ESTRATTO FORNITO:
────────
“Trattato di diritto dell’ambiente”, un volume fa il punto sui rapporti con l’attività di impresa
La presentazione giovedì 6 marzo 2025, nella Sala Caduti di Nassirya del Senato con la partecipazione del Ministro dell’Ambiente Gilberto Pichetto Fratin
La tutela dell’ambiente si trasforma sempre di più da tema specifico di “policy pubblica” ad elemento determinante di strategie economiche e industriali, con implicazioni rilevanti per gli operatori privati, e non solo a livello territoriale ma globale. A fare luce su una materia complessa e in costante divenire è il volume “Trattato di Diritto dell’Ambiente” curato dai professori Francesco Bruno (ordinario presso l’Università Campus Bio-Medico di Roma) e Matteo Benozzo (aggregato all’Università degli Studi di Macerata, entrambi partner di B-Società tra Avvocati) che verrà presentato giovedì 6 marzo 2025, alle ore 12,00, nella suggestiva cornice della Sala Caduti di Nassirya presso il Senato della Repubblica con la partecipazione del Ministro dell’Ambiente e della Sicurezza Energetica, Gilberto Pichetto Fratin.
La discussione sarà guidata da Marco Frittella, Direttore Comunicazione e Relazioni Istituzionali di Rai Com; con gli autori parteciperà al confronto il Generale Fabrizio Parrulli, comandante delle Unità forestali, ambientali e agroalimentari dell’Arma dei Carabinieri.
────────
DATI FORNITI:
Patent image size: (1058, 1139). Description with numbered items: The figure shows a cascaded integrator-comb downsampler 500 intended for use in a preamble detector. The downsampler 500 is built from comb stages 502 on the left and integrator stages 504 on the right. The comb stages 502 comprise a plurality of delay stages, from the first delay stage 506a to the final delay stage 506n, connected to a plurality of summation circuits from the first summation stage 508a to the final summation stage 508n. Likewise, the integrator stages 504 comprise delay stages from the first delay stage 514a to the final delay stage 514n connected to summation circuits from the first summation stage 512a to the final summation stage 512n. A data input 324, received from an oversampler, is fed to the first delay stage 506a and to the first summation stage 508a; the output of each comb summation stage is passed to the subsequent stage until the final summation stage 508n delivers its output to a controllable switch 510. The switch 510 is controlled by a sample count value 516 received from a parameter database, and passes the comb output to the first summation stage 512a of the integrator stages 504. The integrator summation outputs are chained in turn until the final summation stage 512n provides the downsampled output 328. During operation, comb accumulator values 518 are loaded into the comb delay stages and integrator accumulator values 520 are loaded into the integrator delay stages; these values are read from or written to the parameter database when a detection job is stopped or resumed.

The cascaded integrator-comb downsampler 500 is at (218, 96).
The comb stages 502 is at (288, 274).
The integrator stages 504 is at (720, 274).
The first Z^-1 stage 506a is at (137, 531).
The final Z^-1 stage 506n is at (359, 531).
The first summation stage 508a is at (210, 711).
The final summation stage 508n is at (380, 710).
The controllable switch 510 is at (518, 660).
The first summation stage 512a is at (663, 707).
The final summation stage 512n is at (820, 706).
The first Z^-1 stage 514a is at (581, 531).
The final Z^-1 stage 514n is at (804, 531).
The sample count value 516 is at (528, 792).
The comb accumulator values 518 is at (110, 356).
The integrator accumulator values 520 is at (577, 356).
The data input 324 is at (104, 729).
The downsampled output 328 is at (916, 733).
────────
CONSEGNA: Secondo l'estratto sul Trattato di diritto dell'ambiente, chi guiderà la discussione durante la presentazione del volume?

RISPOSTA: La discussione sarà guidata da Marco Frittella, Direttore Comunicazione e Relazioni Istituzionali di Rai Com.